╭─ EXCERPTED DATA

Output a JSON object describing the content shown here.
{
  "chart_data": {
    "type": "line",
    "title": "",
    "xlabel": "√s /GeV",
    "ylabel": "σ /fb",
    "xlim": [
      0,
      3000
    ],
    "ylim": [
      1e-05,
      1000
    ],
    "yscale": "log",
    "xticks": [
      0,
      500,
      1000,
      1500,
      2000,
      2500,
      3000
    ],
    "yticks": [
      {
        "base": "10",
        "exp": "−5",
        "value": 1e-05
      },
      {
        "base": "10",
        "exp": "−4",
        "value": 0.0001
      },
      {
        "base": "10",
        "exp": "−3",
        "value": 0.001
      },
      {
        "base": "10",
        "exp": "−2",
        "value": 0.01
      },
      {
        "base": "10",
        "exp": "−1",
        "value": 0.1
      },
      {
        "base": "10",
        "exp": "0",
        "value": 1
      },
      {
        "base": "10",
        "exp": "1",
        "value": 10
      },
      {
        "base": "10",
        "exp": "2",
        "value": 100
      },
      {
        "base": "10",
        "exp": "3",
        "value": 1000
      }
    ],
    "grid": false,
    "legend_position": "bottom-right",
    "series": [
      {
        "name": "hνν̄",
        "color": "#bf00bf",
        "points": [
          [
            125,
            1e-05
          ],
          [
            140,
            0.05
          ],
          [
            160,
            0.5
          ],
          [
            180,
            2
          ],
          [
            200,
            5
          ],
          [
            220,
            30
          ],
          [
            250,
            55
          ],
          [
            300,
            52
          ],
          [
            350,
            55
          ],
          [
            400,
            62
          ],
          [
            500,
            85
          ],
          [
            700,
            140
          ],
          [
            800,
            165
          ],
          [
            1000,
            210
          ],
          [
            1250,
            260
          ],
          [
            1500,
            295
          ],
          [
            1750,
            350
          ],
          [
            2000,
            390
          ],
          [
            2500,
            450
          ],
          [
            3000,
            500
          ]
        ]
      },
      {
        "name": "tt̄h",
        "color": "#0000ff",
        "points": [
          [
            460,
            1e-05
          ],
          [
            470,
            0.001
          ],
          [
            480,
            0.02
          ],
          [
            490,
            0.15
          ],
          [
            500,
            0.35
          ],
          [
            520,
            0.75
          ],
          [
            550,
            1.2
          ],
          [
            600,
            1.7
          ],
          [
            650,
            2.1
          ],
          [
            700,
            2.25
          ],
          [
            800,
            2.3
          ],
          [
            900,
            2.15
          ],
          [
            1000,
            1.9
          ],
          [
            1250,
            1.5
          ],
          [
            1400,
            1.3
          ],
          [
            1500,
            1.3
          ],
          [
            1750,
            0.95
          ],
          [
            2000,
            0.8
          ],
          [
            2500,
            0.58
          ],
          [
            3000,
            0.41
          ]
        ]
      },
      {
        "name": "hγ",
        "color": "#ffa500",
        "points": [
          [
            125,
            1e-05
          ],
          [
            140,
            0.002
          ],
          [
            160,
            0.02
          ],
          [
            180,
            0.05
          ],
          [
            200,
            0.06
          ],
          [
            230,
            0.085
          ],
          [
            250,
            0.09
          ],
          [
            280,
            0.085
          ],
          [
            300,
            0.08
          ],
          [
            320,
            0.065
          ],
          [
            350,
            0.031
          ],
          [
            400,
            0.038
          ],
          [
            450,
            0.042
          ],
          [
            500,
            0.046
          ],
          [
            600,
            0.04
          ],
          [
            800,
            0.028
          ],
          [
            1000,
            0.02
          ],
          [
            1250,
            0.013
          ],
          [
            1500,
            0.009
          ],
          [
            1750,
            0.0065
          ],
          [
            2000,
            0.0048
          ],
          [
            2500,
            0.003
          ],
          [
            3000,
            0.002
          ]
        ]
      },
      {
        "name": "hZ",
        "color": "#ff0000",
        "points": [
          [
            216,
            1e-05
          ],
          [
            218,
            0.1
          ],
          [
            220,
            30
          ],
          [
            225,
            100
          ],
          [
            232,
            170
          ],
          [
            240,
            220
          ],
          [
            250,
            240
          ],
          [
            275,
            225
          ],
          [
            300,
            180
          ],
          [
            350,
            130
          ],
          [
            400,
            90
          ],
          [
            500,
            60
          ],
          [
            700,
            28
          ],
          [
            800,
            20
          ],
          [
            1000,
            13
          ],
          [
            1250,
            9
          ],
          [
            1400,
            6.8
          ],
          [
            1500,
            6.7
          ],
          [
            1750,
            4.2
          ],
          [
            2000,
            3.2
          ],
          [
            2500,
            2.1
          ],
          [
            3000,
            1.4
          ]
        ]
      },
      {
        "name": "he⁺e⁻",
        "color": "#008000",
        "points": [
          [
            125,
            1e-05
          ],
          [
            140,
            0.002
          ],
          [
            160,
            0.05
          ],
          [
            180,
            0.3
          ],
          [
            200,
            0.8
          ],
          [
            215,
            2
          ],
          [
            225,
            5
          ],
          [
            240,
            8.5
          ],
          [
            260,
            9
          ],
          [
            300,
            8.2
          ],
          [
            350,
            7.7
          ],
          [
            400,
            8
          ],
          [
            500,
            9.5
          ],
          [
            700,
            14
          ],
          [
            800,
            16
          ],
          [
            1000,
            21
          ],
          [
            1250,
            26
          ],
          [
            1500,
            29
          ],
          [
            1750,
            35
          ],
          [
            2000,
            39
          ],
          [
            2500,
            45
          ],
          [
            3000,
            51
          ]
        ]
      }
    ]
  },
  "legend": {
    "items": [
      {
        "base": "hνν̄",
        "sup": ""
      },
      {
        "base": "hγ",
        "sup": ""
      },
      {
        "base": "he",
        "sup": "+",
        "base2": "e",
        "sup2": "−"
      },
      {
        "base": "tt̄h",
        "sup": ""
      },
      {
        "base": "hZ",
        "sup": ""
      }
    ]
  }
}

╰─

### REQUIRED WORK
Repeat the entries above exactly, leaving nothing out.

### TASK RESULT
Output a JSON object describing the content shown here.
{
  "chart_data": {
    "type": "line",
    "title": "",
    "xlabel": "√s /GeV",
    "ylabel": "σ /fb",
    "xlim": [
      0,
      3000
    ],
    "ylim": [
      1e-05,
      1000
    ],
    "yscale": "log",
    "xticks": [
      0,
      500,
      1000,
      1500,
      2000,
      2500,
      3000
    ],
    "yticks": [
      {
        "base": "10",
        "exp": "−5",
        "value": 1e-05
      },
      {
        "base": "10",
        "exp": "−4",
        "value": 0.0001
      },
      {
        "base": "10",
        "exp": "−3",
        "value": 0.001
      },
      {
        "base": "10",
        "exp": "−2",
        "value": 0.01
      },
      {
        "base": "10",
        "exp": "−1",
        "value": 0.1
      },
      {
        "base": "10",
        "exp": "0",
        "value": 1
      },
      {
        "base": "10",
        "exp": "1",
        "value": 10
      },
      {
        "base": "10",
        "exp": "2",
        "value": 100
      },
      {
        "base": "10",
        "exp": "3",
        "value": 1000
      }
    ],
    "grid": false,
    "legend_position": "bottom-right",
    "series": [
      {
        "name": "hνν̄",
        "color": "#bf00bf",
        "points": [
          [
            125,
            1e-05
          ],
          [
            140,
            0.05
          ],
          [
            160,
            0.5
          ],
          [
            180,
            2
          ],
          [
            200,
            5
          ],
          [
            220,
            30
          ],
          [
            250,
            55
          ],
          [
            300,
            52
          ],
          [
            350,
            55
          ],
          [
            400,
            62
          ],
          [
            500,
            85
          ],
          [
            700,
            140
          ],
          [
            800,
            165
          ],
          [
            1000,
            210
          ],
          [
            1250,
            260
          ],
          [
            1500,
            295
          ],
          [
            1750,
            350
          ],
          [
            2000,
            390
          ],
          [
            2500,
            450
          ],
          [
            3000,
            500
          ]
        ]
      },
      {
        "name": "tt̄h",
        "color": "#0000ff",
        "points": [
          [
            460,
            1e-05
          ],
          [
            470,
            0.001
          ],
          [
            480,
            0.02
          ],
          [
            490,
            0.15
          ],
          [
            500,
            0.35
          ],
          [
            520,
            0.75
          ],
          [
            550,
            1.2
          ],
          [
            600,
            1.7
          ],
          [
            650,
            2.1
          ],
          [
            700,
            2.25
          ],
          [
            800,
            2.3
          ],
          [
            900,
            2.15
          ],
          [
            1000,
            1.9
          ],
          [
            1250,
            1.5
          ],
          [
            1400,
            1.3
          ],
          [
            1500,
            1.3
          ],
          [
            1750,
            0.95
          ],
          [
            2000,
            0.8
          ],
          [
            2500,
            0.58
          ],
          [
            3000,
            0.41
          ]
        ]
      },
      {
        "name": "hγ",
        "color": "#ffa500",
        "points": [
          [
            125,
            1e-05
          ],
          [
            140,
            0.002
          ],
          [
            160,
            0.02
          ],
          [
            180,
            0.05
          ],
          [
            200,
            0.06
          ],
          [
            230,
            0.085
          ],
          [
            250,
            0.09
          ],
          [
            280,
            0.085
          ],
          [
            300,
            0.08
          ],
          [
            320,
            0.065
          ],
          [
            350,
            0.031
          ],
          [
            400,
            0.038
          ],
          [
            450,
            0.042
          ],
          [
            500,
            0.046
          ],
          [
            600,
            0.04
          ],
          [
            800,
            0.028
          ],
          [
            1000,
            0.02
          ],
          [
            1250,
            0.013
          ],
          [
            1500,
            0.009
          ],
          [
            1750,
            0.0065
          ],
          [
            2000,
            0.0048
          ],
          [
            2500,
            0.003
          ],
          [
            3000,
            0.002
          ]
        ]
      },
      {
        "name": "hZ",
        "color": "#ff0000",
        "points": [
          [
            216,
            1e-05
          ],
          [
            218,
            0.1
          ],
          [
            220,
            30
          ],
          [
            225,
            100
          ],
          [
            232,
            170
          ],
          [
            240,
            220
          ],
          [
            250,
            240
          ],
          [
            275,
            225
          ],
          [
            300,
            180
          ],
          [
            350,
            130
          ],
          [
            400,
            90
          ],
          [
            500,
            60
          ],
          [
            700,
            28
          ],
          [
            800,
            20
          ],
          [
            1000,
            13
          ],
          [
            1250,
            9
          ],
          [
            1400,
            6.8
          ],
          [
            1500,
            6.7
          ],
          [
            1750,
            4.2
          ],
          [
            2000,
            3.2
          ],
          [
            2500,
            2.1
          ],
          [
            3000,
            1.4
          ]
        ]
      },
      {
        "name": "he⁺e⁻",
        "color": "#008000",
        "points": [
          [
            125,
            1e-05
          ],
          [
            140,
            0.002
          ],
          [
            160,
            0.05
          ],
          [
            180,
            0.3
          ],
          [
            200,
            0.8
          ],
          [
            215,
            2
          ],
          [
            225,
            5
          ],
          [
            240,
            8.5
          ],
          [
            260,
            9
          ],
          [
            300,
            8.2
          ],
          [
            350,
            7.7
          ],
          [
            400,
            8
          ],
          [
            500,
            9.5
          ],
          [
            700,
            14
          ],
          [
            800,
            16
          ],
          [
            1000,
            21
          ],
          [
            1250,
            26
          ],
          [
            1500,
            29
          ],
          [
            1750,
            35
          ],
          [
            2000,
            39
          ],
          [
            2500,
            45
          ],
          [
            3000,
            51
          ]
        ]
      }
    ]
  },
  "legend": {
    "items": [
      {
        "base": "hνν̄",
        "sup": ""
      },
      {
        "base": "hγ",
        "sup": ""
      },
      {
        "base": "he",
        "sup": "+",
        "base2": "e",
        "sup2": "−"
      },
      {
        "base": "tt̄h",
        "sup": ""
      },
      {
        "base": "hZ",
        "sup": ""
      }
    ]
  }
}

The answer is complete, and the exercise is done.